**Material provided**:
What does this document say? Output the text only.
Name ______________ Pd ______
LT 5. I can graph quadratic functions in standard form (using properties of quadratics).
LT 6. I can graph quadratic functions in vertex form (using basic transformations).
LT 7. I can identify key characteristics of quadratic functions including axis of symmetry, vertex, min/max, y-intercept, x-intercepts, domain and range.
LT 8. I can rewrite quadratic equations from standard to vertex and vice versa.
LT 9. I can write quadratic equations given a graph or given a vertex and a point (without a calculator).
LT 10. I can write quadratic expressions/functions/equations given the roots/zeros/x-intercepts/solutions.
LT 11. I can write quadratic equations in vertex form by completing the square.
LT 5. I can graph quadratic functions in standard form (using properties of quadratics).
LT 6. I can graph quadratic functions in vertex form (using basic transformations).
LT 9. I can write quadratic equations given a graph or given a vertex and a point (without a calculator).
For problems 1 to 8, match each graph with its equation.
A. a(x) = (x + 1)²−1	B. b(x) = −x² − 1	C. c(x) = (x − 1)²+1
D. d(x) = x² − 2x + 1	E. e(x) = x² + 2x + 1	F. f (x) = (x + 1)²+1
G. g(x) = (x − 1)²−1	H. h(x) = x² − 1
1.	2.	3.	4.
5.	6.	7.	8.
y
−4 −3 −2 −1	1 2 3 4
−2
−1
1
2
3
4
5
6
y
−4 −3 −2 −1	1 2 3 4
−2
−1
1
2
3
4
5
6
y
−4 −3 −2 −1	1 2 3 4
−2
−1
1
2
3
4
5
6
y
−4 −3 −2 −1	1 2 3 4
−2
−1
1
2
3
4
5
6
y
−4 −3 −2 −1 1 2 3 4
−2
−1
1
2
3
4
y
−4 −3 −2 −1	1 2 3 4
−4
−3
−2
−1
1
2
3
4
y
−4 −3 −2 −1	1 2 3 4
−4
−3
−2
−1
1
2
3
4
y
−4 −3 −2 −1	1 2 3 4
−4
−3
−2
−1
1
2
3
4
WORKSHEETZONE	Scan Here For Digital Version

**Problem**:
Repeat the preceding lines exactly, please, every one of them.

**Solved exercise**:
What does this document say? Output the text only.
Name ______________ Pd ______
LT 5. I can graph quadratic functions in standard form (using properties of quadratics).
LT 6. I can graph quadratic functions in vertex form (using basic transformations).
LT 7. I can identify key characteristics of quadratic functions including axis of symmetry, vertex, min/max, y-intercept, x-intercepts, domain and range.
LT 8. I can rewrite quadratic equations from standard to vertex and vice versa.
LT 9. I can write quadratic equations given a graph or given a vertex and a point (without a calculator).
LT 10. I can write quadratic expressions/functions/equations given the roots/zeros/x-intercepts/solutions.
LT 11. I can write quadratic equations in vertex form by completing the square.
LT 5. I can graph quadratic functions in standard form (using properties of quadratics).
LT 6. I can graph quadratic functions in vertex form (using basic transformations).
LT 9. I can write quadratic equations given a graph or given a vertex and a point (without a calculator).
For problems 1 to 8, match each graph with its equation.
A. a(x) = (x + 1)²−1	B. b(x) = −x² − 1	C. c(x) = (x − 1)²+1
D. d(x) = x² − 2x + 1	E. e(x) = x² + 2x + 1	F. f (x) = (x + 1)²+1
G. g(x) = (x − 1)²−1	H. h(x) = x² − 1
1.	2.	3.	4.
5.	6.	7.	8.
y
−4 −3 −2 −1	1 2 3 4
−2
−1
1
2
3
4
5
6
y
−4 −3 −2 −1	1 2 3 4
−2
−1
1
2
3
4
5
6
y
−4 −3 −2 −1	1 2 3 4
−2
−1
1
2
3
4
5
6
y
−4 −3 −2 −1	1 2 3 4
−2
−1
1
2
3
4
5
6
y
−4 −3 −2 −1 1 2 3 4
−2
−1
1
2
3
4
y
−4 −3 −2 −1	1 2 3 4
−4
−3
−2
−1
1
2
3
4
y
−4 −3 −2 −1	1 2 3 4
−4
−3
−2
−1
1
2
3
4
y
−4 −3 −2 −1	1 2 3 4
−4
−3
−2
−1
1
2
3
4
WORKSHEETZONE	Scan Here For Digital Version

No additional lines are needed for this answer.